▶ [TRY IT]: Please count the lines in the data below that hold the word "labor", and give only the number.

Transcript data for document pages:

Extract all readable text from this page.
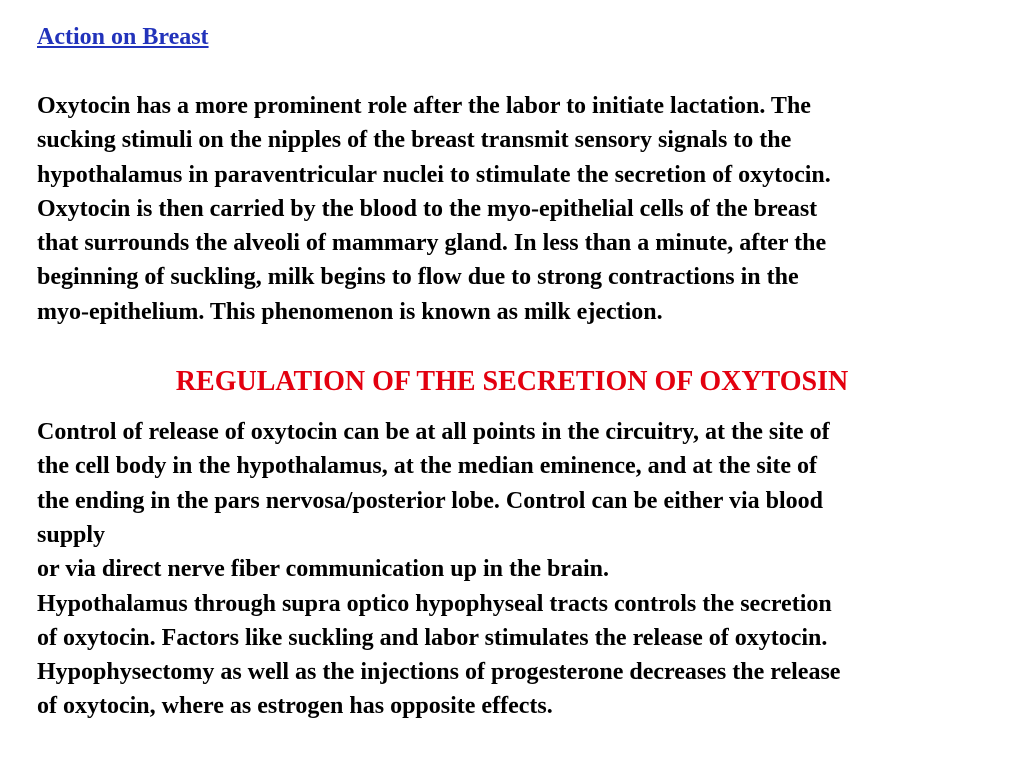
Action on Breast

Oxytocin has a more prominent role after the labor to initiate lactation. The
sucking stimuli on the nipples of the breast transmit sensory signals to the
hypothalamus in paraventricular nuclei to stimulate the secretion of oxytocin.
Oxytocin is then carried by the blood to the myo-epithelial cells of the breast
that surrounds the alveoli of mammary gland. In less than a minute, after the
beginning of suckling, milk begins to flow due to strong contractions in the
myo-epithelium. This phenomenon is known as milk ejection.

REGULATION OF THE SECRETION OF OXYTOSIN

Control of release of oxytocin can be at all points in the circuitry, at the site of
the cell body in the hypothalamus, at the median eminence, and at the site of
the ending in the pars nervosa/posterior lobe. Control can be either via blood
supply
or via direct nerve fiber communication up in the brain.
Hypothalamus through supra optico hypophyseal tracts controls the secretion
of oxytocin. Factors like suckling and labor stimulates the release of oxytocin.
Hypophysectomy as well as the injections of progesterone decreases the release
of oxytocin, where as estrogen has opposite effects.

* * *

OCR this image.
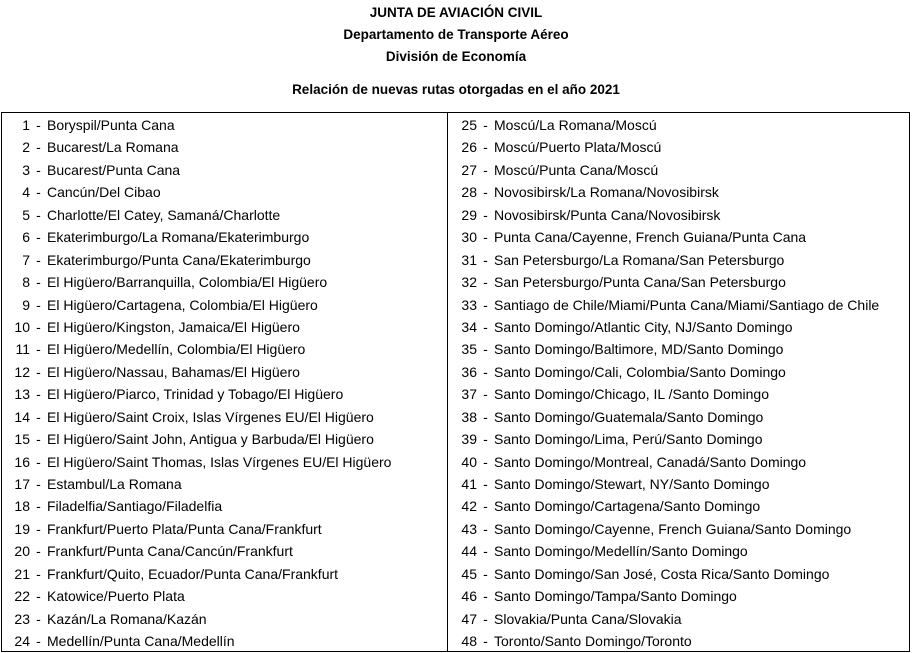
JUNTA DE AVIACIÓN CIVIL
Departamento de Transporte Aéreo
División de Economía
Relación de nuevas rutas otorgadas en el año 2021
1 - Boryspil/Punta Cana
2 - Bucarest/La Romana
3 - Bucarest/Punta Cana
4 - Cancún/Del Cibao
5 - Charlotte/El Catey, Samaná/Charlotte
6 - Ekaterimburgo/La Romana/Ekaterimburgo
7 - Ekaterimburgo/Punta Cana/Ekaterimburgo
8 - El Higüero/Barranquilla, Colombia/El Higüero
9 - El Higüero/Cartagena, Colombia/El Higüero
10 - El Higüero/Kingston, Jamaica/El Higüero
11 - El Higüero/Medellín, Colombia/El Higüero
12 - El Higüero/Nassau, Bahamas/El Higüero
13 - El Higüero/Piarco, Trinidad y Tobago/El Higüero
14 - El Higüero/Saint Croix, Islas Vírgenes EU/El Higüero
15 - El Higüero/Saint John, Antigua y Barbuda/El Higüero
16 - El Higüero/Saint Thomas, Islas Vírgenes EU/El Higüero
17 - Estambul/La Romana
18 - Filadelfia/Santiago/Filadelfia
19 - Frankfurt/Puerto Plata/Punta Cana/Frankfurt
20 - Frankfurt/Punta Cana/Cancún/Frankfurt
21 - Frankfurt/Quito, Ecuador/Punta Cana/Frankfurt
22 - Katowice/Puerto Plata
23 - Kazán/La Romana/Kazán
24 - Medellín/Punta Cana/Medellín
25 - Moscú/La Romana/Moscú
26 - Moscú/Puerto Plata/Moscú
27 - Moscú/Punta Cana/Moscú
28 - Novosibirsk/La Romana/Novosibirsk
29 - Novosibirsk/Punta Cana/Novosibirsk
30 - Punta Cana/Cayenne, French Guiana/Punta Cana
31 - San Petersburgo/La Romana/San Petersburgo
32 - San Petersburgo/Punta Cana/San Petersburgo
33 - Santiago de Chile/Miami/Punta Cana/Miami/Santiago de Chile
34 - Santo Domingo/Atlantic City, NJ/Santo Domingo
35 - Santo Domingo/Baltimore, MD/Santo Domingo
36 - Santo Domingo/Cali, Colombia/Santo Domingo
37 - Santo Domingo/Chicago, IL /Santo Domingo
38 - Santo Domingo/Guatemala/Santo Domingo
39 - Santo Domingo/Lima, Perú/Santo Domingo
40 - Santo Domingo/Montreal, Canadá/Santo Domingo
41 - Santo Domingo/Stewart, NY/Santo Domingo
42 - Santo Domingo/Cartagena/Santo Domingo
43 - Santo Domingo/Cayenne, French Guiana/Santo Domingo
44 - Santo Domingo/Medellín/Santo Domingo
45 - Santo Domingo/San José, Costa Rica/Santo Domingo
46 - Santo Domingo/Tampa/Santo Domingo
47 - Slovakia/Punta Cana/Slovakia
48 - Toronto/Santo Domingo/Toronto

▶ [ANSWER BOX]: 2